Dataset items
------------------------------------------------------------

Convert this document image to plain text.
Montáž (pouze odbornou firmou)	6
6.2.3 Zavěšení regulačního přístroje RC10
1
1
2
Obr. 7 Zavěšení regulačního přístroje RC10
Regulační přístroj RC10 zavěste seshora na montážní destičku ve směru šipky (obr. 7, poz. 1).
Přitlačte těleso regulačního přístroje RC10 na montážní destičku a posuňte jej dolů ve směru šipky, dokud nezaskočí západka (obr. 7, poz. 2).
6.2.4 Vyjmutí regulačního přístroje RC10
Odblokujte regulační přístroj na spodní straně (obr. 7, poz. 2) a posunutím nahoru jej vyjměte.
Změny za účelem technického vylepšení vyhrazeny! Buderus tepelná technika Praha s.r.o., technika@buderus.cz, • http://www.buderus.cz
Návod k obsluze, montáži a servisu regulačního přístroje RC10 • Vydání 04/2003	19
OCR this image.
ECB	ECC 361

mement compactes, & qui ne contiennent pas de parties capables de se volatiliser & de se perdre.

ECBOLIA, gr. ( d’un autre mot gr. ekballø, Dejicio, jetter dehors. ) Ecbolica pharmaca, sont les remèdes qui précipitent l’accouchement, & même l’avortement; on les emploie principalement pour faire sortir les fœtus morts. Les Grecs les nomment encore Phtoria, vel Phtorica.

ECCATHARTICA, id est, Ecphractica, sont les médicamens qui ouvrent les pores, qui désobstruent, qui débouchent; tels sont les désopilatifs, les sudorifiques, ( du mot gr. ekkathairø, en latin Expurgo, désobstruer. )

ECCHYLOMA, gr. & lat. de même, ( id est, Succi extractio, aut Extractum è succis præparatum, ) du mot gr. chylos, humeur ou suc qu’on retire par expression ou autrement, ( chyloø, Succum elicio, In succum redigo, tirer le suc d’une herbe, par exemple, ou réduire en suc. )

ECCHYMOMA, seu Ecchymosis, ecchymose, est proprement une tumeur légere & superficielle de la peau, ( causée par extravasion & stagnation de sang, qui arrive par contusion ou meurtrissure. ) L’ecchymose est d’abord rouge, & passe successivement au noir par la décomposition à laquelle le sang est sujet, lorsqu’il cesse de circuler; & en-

------------------------------------------------------------

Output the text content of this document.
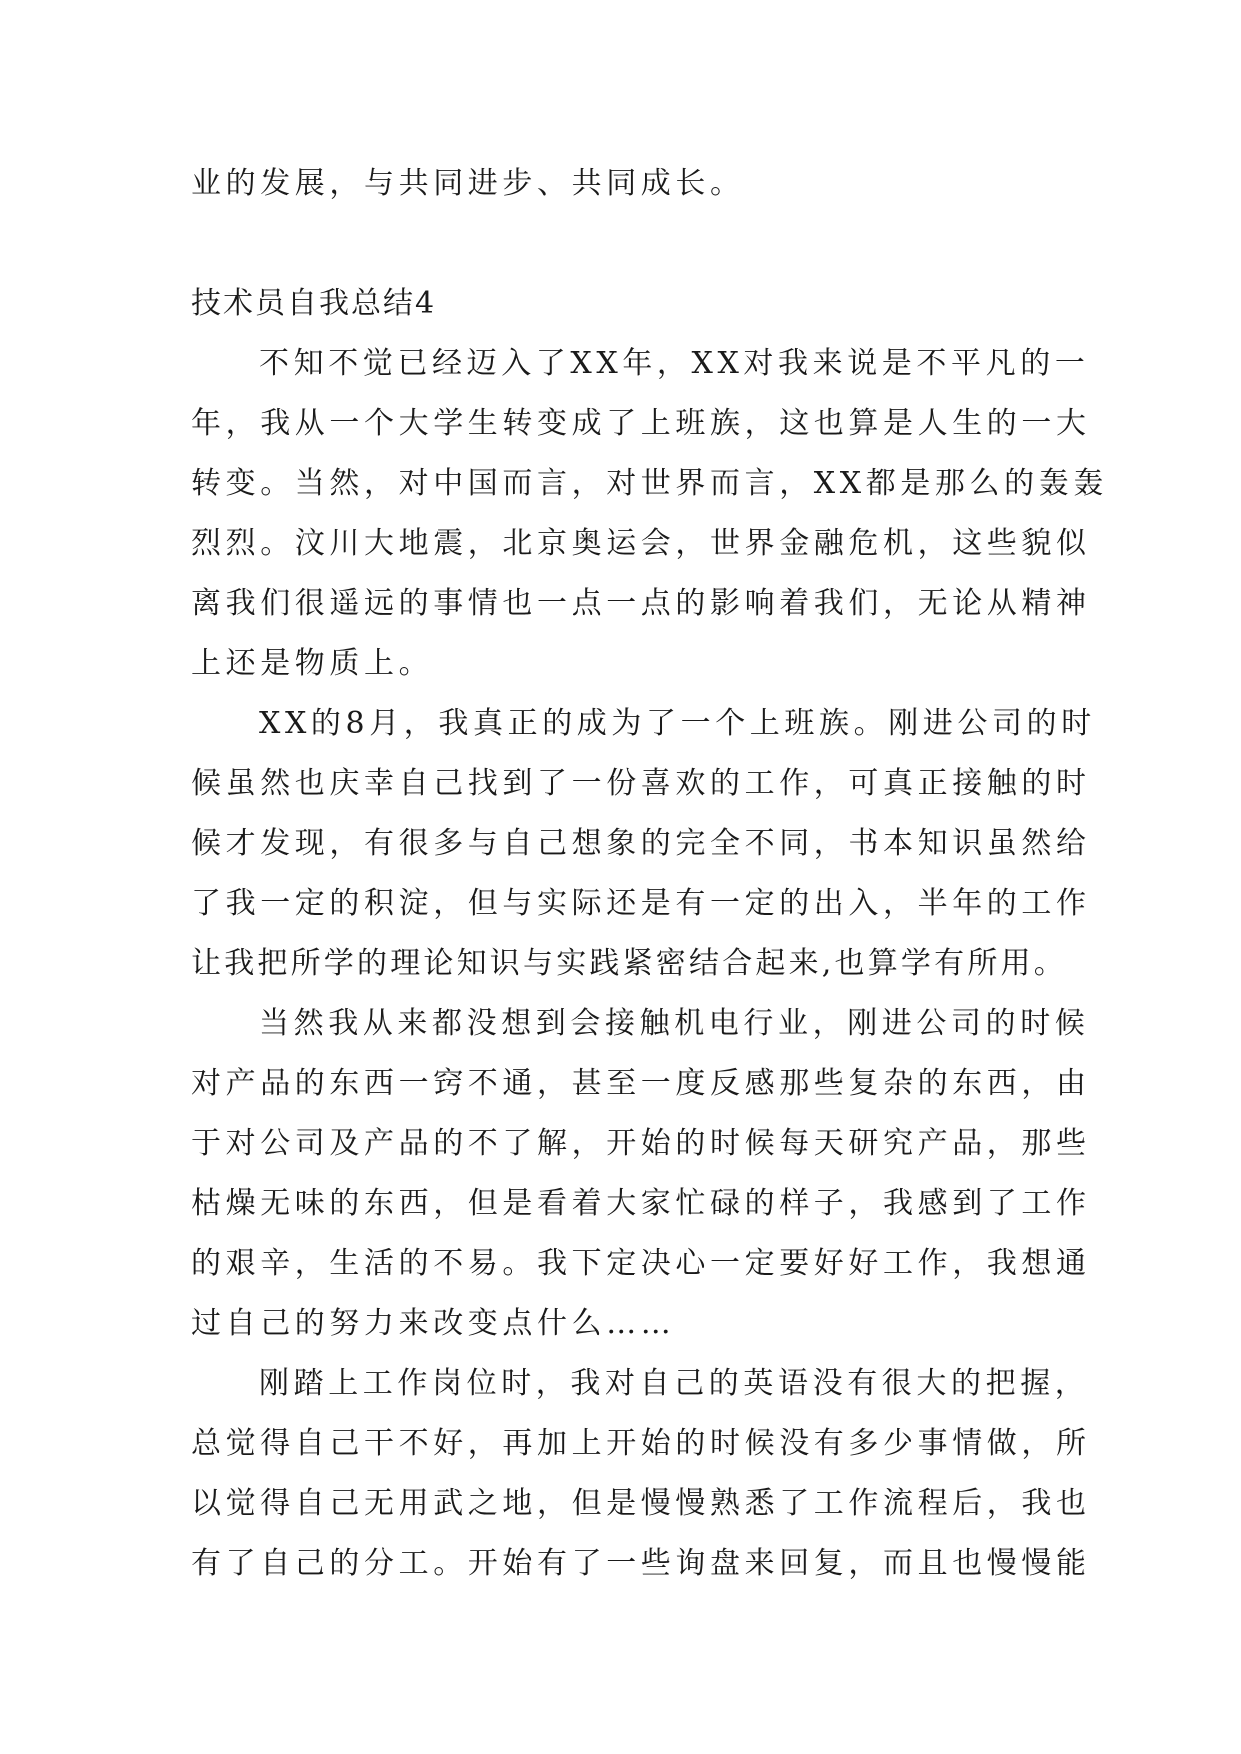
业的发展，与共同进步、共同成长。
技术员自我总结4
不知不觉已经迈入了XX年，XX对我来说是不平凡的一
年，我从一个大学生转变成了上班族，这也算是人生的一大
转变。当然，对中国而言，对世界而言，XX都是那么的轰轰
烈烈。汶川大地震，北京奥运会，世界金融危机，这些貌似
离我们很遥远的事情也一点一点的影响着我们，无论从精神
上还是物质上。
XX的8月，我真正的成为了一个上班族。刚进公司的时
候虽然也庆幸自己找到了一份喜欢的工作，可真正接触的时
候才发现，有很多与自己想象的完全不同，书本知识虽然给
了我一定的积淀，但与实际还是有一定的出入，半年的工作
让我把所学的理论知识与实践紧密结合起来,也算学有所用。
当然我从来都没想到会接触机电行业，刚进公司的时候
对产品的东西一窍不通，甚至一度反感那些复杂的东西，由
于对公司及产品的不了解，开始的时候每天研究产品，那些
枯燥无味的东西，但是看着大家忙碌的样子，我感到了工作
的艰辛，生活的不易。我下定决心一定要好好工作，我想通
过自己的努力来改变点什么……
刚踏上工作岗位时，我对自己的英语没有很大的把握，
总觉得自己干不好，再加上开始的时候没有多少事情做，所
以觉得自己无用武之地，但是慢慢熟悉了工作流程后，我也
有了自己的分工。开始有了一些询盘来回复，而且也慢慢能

------------------------------------------------------------

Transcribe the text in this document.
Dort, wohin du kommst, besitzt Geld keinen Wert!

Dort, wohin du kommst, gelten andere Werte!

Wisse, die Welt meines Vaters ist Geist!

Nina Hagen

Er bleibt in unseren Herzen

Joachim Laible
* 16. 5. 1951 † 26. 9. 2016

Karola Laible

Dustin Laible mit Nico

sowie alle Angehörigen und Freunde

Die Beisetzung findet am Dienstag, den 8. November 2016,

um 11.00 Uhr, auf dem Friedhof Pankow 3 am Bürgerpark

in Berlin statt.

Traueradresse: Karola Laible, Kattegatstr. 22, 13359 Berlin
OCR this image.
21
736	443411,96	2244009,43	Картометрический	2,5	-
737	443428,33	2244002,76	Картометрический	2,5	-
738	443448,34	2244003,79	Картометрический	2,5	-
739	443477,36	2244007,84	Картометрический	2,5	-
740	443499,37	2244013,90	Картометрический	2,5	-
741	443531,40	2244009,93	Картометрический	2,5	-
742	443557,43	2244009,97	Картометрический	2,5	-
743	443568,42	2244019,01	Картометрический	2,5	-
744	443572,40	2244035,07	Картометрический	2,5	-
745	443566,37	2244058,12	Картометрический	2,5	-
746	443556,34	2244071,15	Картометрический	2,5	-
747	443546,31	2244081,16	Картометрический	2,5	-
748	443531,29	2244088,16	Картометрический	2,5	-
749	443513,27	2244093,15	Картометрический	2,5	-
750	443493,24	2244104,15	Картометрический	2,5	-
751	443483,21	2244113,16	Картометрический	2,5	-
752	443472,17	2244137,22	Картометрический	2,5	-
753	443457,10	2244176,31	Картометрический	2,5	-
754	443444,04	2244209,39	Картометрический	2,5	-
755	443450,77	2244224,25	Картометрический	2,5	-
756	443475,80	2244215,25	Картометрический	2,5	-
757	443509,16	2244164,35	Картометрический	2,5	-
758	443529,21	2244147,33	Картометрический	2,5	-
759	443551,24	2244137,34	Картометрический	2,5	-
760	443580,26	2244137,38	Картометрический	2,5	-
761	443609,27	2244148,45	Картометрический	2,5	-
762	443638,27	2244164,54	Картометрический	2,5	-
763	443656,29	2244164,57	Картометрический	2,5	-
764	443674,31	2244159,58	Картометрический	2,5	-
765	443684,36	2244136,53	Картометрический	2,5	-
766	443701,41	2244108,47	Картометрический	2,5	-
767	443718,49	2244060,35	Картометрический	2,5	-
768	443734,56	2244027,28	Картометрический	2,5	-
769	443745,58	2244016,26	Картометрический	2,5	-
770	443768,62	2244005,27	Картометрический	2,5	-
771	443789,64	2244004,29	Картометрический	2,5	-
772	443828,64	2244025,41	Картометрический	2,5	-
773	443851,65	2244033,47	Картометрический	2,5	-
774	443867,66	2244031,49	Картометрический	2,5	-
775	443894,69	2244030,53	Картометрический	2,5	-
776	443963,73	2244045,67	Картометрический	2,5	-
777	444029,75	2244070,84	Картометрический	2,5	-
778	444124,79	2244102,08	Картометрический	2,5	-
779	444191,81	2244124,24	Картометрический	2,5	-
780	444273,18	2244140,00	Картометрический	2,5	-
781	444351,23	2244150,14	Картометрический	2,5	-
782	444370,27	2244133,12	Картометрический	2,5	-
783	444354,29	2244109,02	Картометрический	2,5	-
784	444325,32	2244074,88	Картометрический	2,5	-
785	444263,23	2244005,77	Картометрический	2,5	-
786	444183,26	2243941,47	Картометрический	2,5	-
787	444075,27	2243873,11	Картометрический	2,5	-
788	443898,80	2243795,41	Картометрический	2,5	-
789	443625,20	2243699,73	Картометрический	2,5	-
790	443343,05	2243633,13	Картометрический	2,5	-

------------------------------------------------------------

#### [Problem statement]
Identify and copy all lines with the word "text".

#### [Answer]
Convert this document image to plain text.
Output the text content of this document.
Transcribe the text in this document.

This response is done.